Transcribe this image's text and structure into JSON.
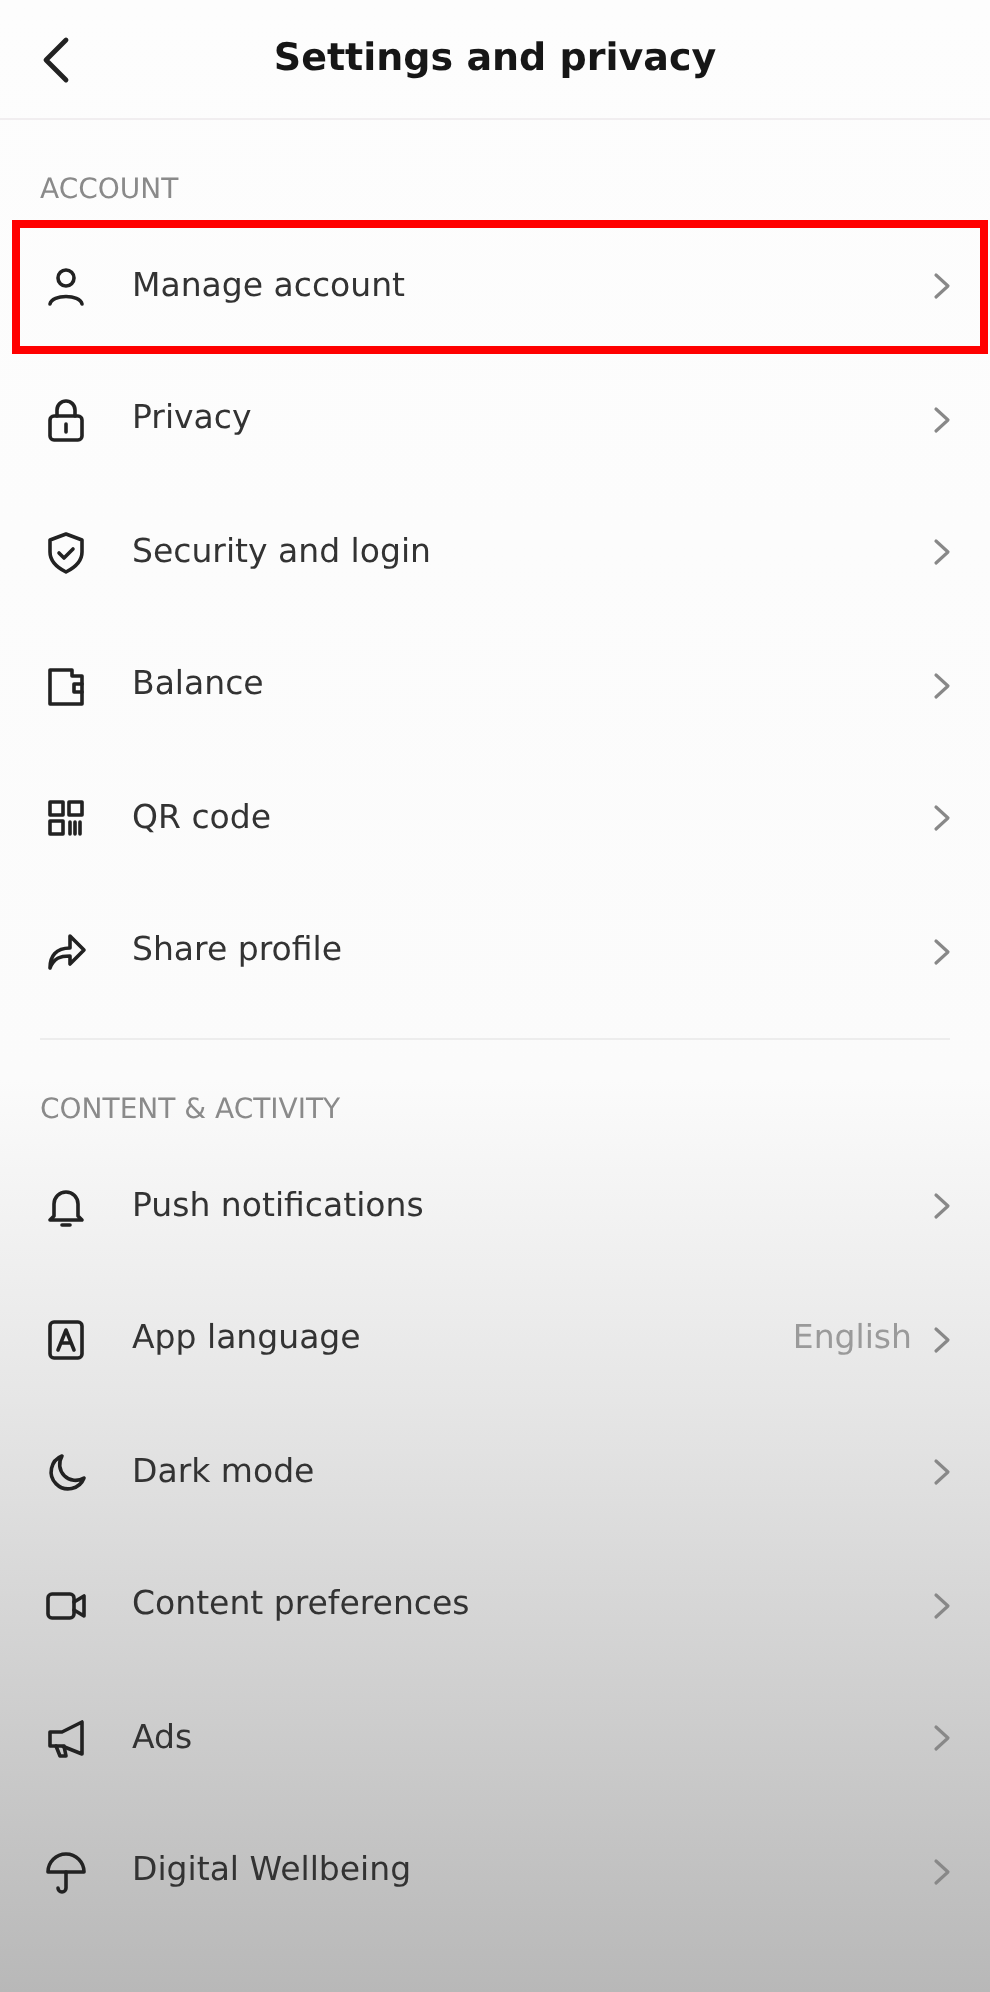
{
  "header": {
    "title": "Settings and privacy"
  },
  "sections": [
    {
      "title": "ACCOUNT",
      "items": [
        {
          "label": "Manage account",
          "highlighted": true
        },
        {
          "label": "Privacy",
          "highlighted": false
        },
        {
          "label": "Security and login",
          "highlighted": false
        },
        {
          "label": "Balance",
          "highlighted": false
        },
        {
          "label": "QR code",
          "highlighted": false
        },
        {
          "label": "Share profile",
          "highlighted": false
        }
      ]
    },
    {
      "title": "CONTENT & ACTIVITY",
      "items": [
        {
          "label": "Push notifications",
          "highlighted": false
        },
        {
          "label": "App language",
          "value": "English",
          "highlighted": false
        },
        {
          "label": "Dark mode",
          "highlighted": false
        },
        {
          "label": "Content preferences",
          "highlighted": false
        },
        {
          "label": "Ads",
          "highlighted": false
        },
        {
          "label": "Digital Wellbeing",
          "highlighted": false
        }
      ]
    }
  ]
}
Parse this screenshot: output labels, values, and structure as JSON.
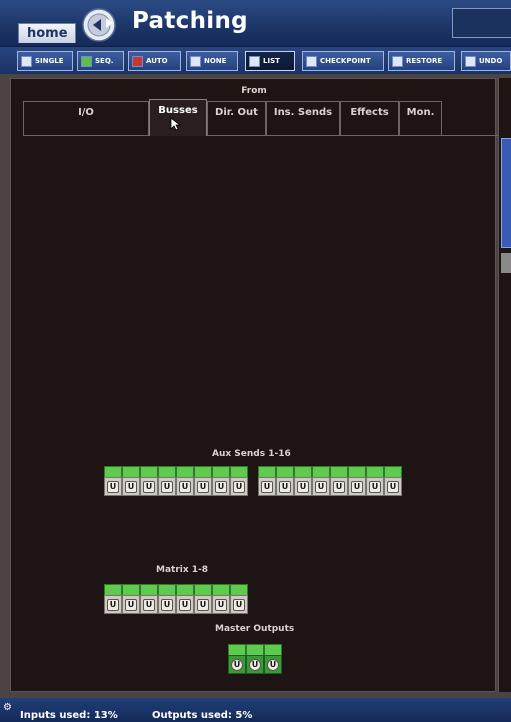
{
  "header": {
    "home_label": "home",
    "title": "Patching"
  },
  "toolbar": {
    "buttons": [
      {
        "label": "SINGLE",
        "icon": "single-patch-icon"
      },
      {
        "label": "SEQ.",
        "icon": "sequence-patch-icon"
      },
      {
        "label": "AUTO",
        "icon": "auto-patch-icon"
      },
      {
        "label": "NONE",
        "icon": "no-patch-icon"
      },
      {
        "label": "LIST",
        "icon": "list-icon"
      },
      {
        "label": "CHECKPOINT",
        "icon": "checkpoint-icon"
      },
      {
        "label": "RESTORE",
        "icon": "restore-icon"
      },
      {
        "label": "UNDO",
        "icon": "undo-icon"
      }
    ],
    "active": "LIST"
  },
  "from_label": "From",
  "tabs": [
    {
      "label": "I/O"
    },
    {
      "label": "Busses"
    },
    {
      "label": "Dir. Out"
    },
    {
      "label": "Ins. Sends"
    },
    {
      "label": "Effects"
    },
    {
      "label": "Mon."
    }
  ],
  "active_tab": "Busses",
  "sections": {
    "aux": {
      "title": "Aux Sends 1-16",
      "port_count": 16,
      "port_glyph": "U"
    },
    "matrix": {
      "title": "Matrix 1-8",
      "port_count": 8,
      "port_glyph": "U"
    },
    "master": {
      "title": "Master Outputs",
      "port_count": 3,
      "port_glyph": "U"
    }
  },
  "status": {
    "inputs_used": "Inputs used: 13%",
    "outputs_used": "Outputs used: 5%"
  },
  "colors": {
    "title_bar": "#1c3566",
    "panel_background": "#1e1413",
    "port_green": "#5ecb4f",
    "port_grey": "#cfcac3"
  }
}
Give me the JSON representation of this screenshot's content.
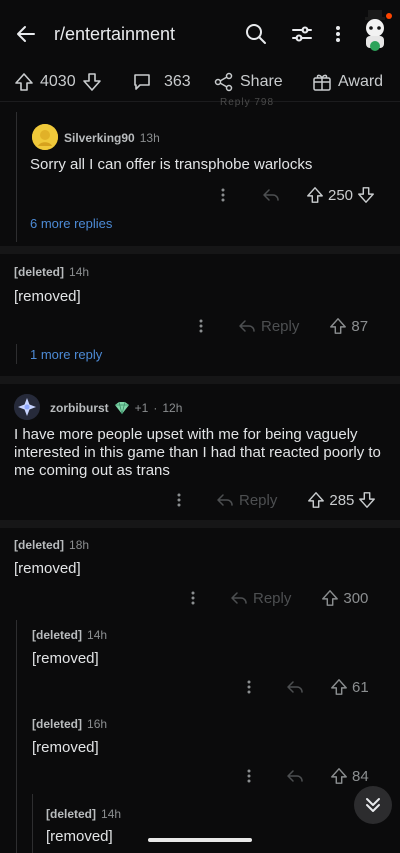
{
  "header": {
    "title": "r/entertainment"
  },
  "actions": {
    "votes": "4030",
    "comments": "363",
    "share": "Share",
    "award": "Award"
  },
  "ghost_text": "Reply   798",
  "comments": [
    {
      "user": "Silverking90",
      "time": "13h",
      "body": "Sorry all I can offer is transphobe warlocks",
      "votes": "250",
      "more": "6 more replies"
    },
    {
      "user": "[deleted]",
      "time": "14h",
      "body": "[removed]",
      "reply": "Reply",
      "votes": "87",
      "more": "1 more reply"
    },
    {
      "user": "zorbiburst",
      "flair": "+1",
      "time": "12h",
      "body": "I have more people upset with me for being vaguely interested in this game than I had that reacted poorly to me coming out as trans",
      "reply": "Reply",
      "votes": "285"
    },
    {
      "user": "[deleted]",
      "time": "18h",
      "body": "[removed]",
      "reply": "Reply",
      "votes": "300"
    },
    {
      "user": "[deleted]",
      "time": "14h",
      "body": "[removed]",
      "votes": "61"
    },
    {
      "user": "[deleted]",
      "time": "16h",
      "body": "[removed]",
      "votes": "84"
    },
    {
      "user": "[deleted]",
      "time": "14h",
      "body": "[removed]"
    }
  ],
  "colors": {
    "background": "#0b0b0c",
    "link": "#4d8bd6",
    "text": "#e2e4e6"
  }
}
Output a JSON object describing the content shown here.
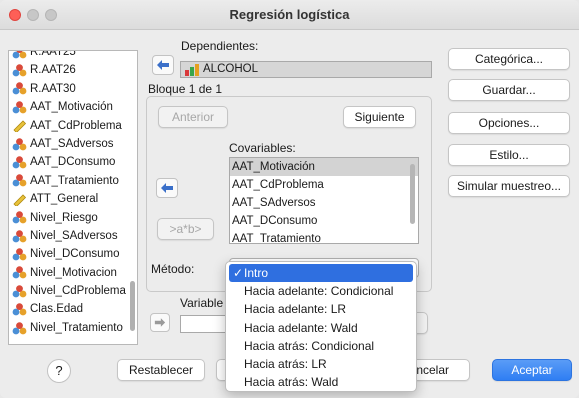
⁂
Copy every record above exactly, leaving out the pictures.

Transcribe this image's text and structure into JSON.
{
  "header": {
    "title": "Settings and privacy"
  },
  "sections": [
    {
      "title": "ACCOUNT",
      "items": [
        {
          "label": "Manage account",
          "highlighted": true
        },
        {
          "label": "Privacy",
          "highlighted": false
        },
        {
          "label": "Security and login",
          "highlighted": false
        },
        {
          "label": "Balance",
          "highlighted": false
        },
        {
          "label": "QR code",
          "highlighted": false
        },
        {
          "label": "Share profile",
          "highlighted": false
        }
      ]
    },
    {
      "title": "CONTENT & ACTIVITY",
      "items": [
        {
          "label": "Push notifications",
          "highlighted": false
        },
        {
          "label": "App language",
          "value": "English",
          "highlighted": false
        },
        {
          "label": "Dark mode",
          "highlighted": false
        },
        {
          "label": "Content preferences",
          "highlighted": false
        },
        {
          "label": "Ads",
          "highlighted": false
        },
        {
          "label": "Digital Wellbeing",
          "highlighted": false
        }
      ]
    }
  ]
}
Parse this screenshot: output labels, values, and structure as JSON.
{
  "header": {
    "home_label": "home",
    "title": "Patching"
  },
  "toolbar": {
    "buttons": [
      {
        "label": "SINGLE",
        "icon": "single-patch-icon"
      },
      {
        "label": "SEQ.",
        "icon": "sequence-patch-icon"
      },
      {
        "label": "AUTO",
        "icon": "auto-patch-icon"
      },
      {
        "label": "NONE",
        "icon": "no-patch-icon"
      },
      {
        "label": "LIST",
        "icon": "list-icon"
      },
      {
        "label": "CHECKPOINT",
        "icon": "checkpoint-icon"
      },
      {
        "label": "RESTORE",
        "icon": "restore-icon"
      },
      {
        "label": "UNDO",
        "icon": "undo-icon"
      }
    ],
    "active": "LIST"
  },
  "from_label": "From",
  "tabs": [
    {
      "label": "I/O"
    },
    {
      "label": "Busses"
    },
    {
      "label": "Dir. Out"
    },
    {
      "label": "Ins. Sends"
    },
    {
      "label": "Effects"
    },
    {
      "label": "Mon."
    }
  ],
  "active_tab": "Busses",
  "sections": {
    "aux": {
      "title": "Aux Sends 1-16",
      "port_count": 16,
      "port_glyph": "U"
    },
    "matrix": {
      "title": "Matrix 1-8",
      "port_count": 8,
      "port_glyph": "U"
    },
    "master": {
      "title": "Master Outputs",
      "port_count": 3,
      "port_glyph": "U"
    }
  },
  "status": {
    "inputs_used": "Inputs used: 13%",
    "outputs_used": "Outputs used: 5%"
  },
  "colors": {
    "title_bar": "#1c3566",
    "panel_background": "#1e1413",
    "port_green": "#5ecb4f",
    "port_grey": "#cfcac3"
  }
}
Give me the JSON representation of this screenshot's content.
{
  "header": {
    "title": "r/entertainment"
  },
  "actions": {
    "votes": "4030",
    "comments": "363",
    "share": "Share",
    "award": "Award"
  },
  "ghost_text": "Reply   798",
  "comments": [
    {
      "user": "Silverking90",
      "time": "13h",
      "body": "Sorry all I can offer is transphobe warlocks",
      "votes": "250",
      "more": "6 more replies"
    },
    {
      "user": "[deleted]",
      "time": "14h",
      "body": "[removed]",
      "reply": "Reply",
      "votes": "87",
      "more": "1 more reply"
    },
    {
      "user": "zorbiburst",
      "flair": "+1",
      "time": "12h",
      "body": "I have more people upset with me for being vaguely interested in this game than I had that reacted poorly to me coming out as trans",
      "reply": "Reply",
      "votes": "285"
    },
    {
      "user": "[deleted]",
      "time": "18h",
      "body": "[removed]",
      "reply": "Reply",
      "votes": "300"
    },
    {
      "user": "[deleted]",
      "time": "14h",
      "body": "[removed]",
      "votes": "61"
    },
    {
      "user": "[deleted]",
      "time": "16h",
      "body": "[removed]",
      "votes": "84"
    },
    {
      "user": "[deleted]",
      "time": "14h",
      "body": "[removed]"
    }
  ],
  "colors": {
    "background": "#0b0b0c",
    "link": "#4d8bd6",
    "text": "#e2e4e6"
  }
}
Output a JSON object describing the content shown here.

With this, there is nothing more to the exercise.